What needs to be done >> Show each line from the listing that includes the word "Index".

──────── Task data ────────

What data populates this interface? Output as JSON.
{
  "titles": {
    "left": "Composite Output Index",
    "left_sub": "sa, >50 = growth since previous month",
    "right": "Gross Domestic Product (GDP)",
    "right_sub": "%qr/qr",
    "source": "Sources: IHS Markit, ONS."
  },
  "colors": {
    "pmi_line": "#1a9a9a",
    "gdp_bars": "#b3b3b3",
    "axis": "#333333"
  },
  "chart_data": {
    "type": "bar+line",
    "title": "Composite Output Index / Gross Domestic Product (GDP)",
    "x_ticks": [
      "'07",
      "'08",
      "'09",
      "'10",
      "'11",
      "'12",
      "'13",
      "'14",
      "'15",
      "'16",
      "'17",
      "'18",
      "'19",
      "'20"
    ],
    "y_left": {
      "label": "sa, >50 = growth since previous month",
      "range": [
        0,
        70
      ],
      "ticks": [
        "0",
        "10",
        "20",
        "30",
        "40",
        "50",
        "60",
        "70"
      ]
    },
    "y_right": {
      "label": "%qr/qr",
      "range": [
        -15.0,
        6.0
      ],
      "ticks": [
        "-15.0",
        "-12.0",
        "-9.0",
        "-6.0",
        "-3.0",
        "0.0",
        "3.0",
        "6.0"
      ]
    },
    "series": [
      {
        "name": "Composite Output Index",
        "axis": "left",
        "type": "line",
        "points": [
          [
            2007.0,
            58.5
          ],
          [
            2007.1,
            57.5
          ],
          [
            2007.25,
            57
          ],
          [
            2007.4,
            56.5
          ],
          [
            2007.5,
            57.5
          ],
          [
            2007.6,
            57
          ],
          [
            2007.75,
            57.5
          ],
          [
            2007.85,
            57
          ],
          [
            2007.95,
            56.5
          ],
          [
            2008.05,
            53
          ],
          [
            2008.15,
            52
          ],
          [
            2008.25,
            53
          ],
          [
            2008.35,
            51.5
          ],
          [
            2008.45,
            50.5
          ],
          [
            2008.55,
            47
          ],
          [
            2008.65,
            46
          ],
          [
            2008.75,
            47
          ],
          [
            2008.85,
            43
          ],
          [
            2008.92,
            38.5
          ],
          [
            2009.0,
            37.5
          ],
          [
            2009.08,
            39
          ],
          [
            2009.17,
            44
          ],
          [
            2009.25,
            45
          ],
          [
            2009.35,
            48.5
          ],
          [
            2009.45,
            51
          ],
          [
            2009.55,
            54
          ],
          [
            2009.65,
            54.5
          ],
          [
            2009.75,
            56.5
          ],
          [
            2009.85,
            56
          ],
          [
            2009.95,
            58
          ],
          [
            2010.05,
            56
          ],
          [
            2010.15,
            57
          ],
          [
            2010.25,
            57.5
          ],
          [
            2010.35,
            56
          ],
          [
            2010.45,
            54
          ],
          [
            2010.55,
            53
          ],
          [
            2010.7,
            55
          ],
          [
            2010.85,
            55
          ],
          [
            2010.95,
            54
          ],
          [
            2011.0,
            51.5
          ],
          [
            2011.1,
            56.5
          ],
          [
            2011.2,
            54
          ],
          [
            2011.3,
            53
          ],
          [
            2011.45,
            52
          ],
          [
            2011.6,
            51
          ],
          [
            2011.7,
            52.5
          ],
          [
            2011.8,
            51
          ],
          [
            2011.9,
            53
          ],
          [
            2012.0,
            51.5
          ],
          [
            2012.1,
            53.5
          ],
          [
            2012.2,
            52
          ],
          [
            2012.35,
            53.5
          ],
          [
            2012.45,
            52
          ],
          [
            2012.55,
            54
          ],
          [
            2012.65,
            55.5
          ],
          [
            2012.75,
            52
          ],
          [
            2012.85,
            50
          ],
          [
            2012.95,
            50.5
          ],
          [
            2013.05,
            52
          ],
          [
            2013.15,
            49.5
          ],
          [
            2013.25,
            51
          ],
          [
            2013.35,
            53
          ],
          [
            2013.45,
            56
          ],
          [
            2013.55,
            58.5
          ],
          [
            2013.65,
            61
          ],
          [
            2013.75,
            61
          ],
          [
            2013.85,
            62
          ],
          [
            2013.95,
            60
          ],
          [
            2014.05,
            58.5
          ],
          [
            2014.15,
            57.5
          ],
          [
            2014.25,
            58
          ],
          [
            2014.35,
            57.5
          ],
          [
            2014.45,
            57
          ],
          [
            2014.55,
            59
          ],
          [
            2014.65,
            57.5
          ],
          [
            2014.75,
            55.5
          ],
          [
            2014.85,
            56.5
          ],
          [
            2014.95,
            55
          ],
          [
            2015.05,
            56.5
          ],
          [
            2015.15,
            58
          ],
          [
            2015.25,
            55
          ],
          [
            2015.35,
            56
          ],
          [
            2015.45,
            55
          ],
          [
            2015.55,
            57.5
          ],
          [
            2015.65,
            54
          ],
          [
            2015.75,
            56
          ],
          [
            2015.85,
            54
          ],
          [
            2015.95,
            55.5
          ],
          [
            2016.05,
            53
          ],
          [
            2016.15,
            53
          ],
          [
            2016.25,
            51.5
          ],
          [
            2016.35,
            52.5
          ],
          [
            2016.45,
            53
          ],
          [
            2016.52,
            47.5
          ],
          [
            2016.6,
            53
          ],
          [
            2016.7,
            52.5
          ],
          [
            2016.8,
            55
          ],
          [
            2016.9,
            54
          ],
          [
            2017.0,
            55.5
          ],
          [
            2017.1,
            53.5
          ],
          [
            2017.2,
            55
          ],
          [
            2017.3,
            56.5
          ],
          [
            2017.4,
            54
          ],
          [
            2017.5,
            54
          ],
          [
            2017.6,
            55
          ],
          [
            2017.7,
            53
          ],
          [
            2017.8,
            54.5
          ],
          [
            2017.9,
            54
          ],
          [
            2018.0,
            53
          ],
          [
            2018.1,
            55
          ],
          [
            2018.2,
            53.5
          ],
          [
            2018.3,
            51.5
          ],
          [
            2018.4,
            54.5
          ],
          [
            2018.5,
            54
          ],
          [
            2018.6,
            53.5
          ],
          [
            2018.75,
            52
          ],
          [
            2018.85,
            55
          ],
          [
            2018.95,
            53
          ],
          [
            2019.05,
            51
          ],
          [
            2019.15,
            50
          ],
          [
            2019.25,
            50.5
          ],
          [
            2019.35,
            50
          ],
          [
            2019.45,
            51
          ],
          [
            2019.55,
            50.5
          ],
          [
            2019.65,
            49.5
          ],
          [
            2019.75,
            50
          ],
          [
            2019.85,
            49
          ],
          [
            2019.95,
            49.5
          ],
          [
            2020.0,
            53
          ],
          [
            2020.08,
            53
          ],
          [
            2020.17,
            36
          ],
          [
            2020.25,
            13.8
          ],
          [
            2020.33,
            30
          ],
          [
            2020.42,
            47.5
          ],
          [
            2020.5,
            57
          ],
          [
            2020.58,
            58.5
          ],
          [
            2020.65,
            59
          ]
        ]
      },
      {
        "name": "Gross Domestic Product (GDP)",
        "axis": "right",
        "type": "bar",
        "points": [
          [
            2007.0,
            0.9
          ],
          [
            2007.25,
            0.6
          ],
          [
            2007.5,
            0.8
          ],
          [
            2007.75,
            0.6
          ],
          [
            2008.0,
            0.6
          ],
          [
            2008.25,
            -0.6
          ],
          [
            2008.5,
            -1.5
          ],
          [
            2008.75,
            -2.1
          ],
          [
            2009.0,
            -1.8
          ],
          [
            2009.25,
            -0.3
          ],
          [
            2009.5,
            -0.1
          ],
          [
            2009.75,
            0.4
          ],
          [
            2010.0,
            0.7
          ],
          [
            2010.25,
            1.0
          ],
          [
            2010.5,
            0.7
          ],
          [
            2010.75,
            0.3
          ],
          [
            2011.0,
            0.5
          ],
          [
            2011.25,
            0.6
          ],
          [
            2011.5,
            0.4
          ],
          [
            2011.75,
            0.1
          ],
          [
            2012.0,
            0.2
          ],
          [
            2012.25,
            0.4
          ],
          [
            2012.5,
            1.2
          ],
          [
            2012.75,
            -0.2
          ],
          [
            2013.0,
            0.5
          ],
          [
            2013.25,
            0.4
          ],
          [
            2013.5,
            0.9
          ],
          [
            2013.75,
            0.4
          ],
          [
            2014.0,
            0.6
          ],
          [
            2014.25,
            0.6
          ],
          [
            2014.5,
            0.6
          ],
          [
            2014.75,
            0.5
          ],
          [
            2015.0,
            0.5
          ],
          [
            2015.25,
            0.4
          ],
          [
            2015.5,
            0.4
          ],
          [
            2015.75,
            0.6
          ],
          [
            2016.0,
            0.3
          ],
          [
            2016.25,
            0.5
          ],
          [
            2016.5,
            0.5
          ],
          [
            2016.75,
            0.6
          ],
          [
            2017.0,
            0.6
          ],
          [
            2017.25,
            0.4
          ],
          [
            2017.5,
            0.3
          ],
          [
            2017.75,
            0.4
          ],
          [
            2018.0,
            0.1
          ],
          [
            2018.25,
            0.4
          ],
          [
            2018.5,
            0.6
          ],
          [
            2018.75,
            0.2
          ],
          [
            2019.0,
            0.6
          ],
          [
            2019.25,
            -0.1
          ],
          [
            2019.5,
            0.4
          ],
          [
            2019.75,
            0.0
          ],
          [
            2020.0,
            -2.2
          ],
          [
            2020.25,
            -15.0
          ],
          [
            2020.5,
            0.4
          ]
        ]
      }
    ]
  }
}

────────

Written reply >>
    "left": "Composite Output Index",
    "title": "Composite Output Index / Gross Domestic Product (GDP)",
        "name": "Composite Output Index",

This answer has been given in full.